# GOAL OF THE EXERCISE:
Pick out each line containing the string "Nguyễn" and copy it.

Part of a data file
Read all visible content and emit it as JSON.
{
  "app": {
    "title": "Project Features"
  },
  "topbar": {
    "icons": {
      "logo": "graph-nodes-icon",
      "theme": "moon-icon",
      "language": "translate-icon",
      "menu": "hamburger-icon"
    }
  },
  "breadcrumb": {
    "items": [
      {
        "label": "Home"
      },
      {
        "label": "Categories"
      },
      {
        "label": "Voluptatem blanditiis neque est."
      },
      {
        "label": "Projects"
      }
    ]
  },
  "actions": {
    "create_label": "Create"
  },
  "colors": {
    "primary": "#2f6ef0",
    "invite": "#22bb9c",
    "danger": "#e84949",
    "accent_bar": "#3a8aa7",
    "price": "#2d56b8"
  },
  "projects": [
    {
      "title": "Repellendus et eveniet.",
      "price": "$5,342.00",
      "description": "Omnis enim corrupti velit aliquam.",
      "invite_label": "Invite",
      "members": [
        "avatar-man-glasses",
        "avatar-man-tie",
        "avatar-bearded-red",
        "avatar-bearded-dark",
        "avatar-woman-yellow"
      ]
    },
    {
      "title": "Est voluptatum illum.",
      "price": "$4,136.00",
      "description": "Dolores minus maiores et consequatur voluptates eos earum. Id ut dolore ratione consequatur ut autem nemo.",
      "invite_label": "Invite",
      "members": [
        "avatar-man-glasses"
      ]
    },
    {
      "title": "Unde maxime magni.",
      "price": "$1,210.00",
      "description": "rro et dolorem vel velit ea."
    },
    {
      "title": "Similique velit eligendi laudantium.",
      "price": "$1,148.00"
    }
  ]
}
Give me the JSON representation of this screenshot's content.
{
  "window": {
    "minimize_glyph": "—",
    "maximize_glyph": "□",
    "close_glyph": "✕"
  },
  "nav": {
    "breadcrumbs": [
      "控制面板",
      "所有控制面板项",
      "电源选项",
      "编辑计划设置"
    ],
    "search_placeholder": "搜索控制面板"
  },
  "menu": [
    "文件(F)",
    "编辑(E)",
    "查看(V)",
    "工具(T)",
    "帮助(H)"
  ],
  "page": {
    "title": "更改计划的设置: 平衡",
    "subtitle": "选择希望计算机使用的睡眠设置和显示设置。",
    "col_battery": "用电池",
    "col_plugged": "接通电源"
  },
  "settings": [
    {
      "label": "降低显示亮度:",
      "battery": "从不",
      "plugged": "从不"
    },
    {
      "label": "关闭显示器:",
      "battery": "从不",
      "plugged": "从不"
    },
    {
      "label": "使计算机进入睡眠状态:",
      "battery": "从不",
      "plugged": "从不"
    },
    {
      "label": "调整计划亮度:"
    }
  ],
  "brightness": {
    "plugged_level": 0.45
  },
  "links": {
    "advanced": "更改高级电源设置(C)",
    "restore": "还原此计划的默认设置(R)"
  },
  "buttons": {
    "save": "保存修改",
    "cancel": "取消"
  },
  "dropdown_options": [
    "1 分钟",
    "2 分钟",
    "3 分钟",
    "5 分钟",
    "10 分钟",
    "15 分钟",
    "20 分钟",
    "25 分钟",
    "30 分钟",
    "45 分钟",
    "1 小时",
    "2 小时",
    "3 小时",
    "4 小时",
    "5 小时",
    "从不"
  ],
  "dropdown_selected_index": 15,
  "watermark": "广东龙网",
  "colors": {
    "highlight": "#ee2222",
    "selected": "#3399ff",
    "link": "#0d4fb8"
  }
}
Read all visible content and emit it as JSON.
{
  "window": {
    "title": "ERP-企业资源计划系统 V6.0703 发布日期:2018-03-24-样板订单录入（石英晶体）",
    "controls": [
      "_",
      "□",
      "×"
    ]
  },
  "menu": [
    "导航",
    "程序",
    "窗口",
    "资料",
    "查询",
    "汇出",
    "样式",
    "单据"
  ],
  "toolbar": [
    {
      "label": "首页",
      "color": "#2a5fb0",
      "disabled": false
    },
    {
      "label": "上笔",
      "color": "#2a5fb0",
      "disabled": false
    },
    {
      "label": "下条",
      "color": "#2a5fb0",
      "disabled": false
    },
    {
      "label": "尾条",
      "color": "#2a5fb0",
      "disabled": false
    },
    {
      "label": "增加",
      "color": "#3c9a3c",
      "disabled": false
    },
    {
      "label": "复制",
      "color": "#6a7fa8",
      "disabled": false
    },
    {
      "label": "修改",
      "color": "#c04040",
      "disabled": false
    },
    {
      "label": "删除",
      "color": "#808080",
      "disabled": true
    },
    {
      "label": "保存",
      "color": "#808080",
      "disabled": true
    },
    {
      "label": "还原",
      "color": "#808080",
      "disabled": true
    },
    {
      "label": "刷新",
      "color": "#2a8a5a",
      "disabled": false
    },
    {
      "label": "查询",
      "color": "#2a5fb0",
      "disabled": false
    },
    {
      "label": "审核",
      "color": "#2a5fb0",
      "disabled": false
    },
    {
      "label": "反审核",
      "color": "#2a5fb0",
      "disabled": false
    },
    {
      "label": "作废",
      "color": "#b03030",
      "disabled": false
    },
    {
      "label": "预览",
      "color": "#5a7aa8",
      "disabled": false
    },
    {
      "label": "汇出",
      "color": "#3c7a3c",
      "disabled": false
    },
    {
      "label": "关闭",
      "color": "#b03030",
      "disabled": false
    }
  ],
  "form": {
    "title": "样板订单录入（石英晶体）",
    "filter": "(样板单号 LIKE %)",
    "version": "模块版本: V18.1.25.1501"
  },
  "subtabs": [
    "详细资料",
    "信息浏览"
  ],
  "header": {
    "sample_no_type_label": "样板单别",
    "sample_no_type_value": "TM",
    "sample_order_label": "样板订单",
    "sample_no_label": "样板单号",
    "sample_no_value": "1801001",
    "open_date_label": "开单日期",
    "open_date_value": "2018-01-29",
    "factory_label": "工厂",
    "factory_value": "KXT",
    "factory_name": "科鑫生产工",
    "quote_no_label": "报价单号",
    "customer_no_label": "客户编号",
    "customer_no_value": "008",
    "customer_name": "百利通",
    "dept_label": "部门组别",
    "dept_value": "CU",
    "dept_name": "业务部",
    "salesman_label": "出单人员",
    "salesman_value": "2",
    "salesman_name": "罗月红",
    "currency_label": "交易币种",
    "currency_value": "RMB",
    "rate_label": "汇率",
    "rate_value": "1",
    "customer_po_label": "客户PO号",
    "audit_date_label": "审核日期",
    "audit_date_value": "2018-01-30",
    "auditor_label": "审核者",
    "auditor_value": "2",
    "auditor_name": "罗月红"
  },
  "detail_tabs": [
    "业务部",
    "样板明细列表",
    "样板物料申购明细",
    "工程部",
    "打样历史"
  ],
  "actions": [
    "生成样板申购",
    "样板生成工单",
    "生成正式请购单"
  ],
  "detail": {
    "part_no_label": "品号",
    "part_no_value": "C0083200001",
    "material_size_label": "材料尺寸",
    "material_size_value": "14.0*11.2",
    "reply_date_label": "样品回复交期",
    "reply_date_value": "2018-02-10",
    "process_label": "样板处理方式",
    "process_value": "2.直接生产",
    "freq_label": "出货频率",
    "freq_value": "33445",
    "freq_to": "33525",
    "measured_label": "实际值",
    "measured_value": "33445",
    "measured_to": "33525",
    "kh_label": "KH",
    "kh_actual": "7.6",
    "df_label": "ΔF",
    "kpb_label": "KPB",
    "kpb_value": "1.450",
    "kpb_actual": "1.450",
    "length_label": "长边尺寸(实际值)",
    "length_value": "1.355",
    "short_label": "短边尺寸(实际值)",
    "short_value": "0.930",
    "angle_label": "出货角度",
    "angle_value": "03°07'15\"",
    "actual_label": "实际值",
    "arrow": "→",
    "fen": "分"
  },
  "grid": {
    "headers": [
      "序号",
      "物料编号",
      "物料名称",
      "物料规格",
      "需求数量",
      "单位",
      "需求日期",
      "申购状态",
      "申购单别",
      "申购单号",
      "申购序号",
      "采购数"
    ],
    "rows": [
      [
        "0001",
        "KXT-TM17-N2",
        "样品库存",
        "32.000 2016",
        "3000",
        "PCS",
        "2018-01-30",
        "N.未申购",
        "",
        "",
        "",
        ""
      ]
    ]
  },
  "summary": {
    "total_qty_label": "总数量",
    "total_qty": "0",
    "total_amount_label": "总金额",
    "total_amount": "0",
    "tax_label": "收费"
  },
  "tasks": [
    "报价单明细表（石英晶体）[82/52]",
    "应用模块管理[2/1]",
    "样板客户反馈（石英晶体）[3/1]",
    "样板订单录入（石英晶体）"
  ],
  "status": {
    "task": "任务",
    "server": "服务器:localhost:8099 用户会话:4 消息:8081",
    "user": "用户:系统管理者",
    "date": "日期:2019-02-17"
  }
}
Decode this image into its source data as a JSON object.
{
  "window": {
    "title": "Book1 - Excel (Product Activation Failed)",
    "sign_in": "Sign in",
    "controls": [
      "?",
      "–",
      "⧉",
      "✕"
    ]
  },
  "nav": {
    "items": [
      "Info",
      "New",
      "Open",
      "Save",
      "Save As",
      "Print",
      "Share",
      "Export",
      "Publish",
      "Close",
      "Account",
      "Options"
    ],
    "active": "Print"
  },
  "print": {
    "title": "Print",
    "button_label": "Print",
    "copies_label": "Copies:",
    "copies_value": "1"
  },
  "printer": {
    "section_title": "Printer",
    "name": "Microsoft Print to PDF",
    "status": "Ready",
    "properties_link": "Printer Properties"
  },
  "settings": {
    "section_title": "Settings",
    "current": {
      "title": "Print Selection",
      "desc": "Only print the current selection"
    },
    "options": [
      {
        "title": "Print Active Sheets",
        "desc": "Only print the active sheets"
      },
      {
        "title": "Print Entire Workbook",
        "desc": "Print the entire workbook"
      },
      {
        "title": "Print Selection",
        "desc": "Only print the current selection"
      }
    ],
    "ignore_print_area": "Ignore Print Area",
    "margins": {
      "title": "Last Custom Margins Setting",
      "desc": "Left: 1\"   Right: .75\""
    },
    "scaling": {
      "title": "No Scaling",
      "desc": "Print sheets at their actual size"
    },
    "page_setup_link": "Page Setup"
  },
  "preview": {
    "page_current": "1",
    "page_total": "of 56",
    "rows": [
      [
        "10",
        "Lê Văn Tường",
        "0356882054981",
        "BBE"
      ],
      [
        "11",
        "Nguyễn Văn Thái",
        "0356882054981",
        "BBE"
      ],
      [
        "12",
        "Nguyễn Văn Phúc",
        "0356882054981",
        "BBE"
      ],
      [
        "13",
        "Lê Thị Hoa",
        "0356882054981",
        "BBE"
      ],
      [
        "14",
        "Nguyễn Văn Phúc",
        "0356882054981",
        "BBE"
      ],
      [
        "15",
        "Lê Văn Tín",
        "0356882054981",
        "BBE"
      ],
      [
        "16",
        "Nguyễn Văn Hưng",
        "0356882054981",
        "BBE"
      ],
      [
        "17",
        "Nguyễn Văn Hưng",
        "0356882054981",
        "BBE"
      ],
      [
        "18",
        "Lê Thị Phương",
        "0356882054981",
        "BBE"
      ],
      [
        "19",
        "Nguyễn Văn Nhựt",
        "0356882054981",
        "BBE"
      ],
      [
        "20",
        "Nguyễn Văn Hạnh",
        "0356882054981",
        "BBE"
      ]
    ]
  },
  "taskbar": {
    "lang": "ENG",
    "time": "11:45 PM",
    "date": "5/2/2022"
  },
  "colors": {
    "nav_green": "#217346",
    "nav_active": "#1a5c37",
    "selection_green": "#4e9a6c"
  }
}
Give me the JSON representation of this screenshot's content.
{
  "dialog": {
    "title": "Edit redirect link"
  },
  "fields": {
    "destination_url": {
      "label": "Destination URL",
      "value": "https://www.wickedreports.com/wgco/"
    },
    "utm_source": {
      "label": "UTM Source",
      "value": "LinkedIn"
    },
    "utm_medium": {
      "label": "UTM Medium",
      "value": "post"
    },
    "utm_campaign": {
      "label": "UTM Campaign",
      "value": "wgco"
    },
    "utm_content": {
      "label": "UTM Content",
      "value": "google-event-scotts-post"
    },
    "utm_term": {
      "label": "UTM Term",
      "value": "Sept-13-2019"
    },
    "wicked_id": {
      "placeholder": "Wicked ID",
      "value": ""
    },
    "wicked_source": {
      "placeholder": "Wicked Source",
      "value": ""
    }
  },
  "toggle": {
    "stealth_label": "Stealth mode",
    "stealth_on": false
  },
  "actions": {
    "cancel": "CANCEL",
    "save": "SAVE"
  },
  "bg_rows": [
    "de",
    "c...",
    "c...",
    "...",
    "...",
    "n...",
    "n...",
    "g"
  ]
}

# FULL OUTPUT:
        "Nguyễn Văn Thái",
        "Nguyễn Văn Phúc",
        "Nguyễn Văn Phúc",
        "Nguyễn Văn Hưng",
        "Nguyễn Văn Hưng",
        "Nguyễn Văn Nhựt",
        "Nguyễn Văn Hạnh",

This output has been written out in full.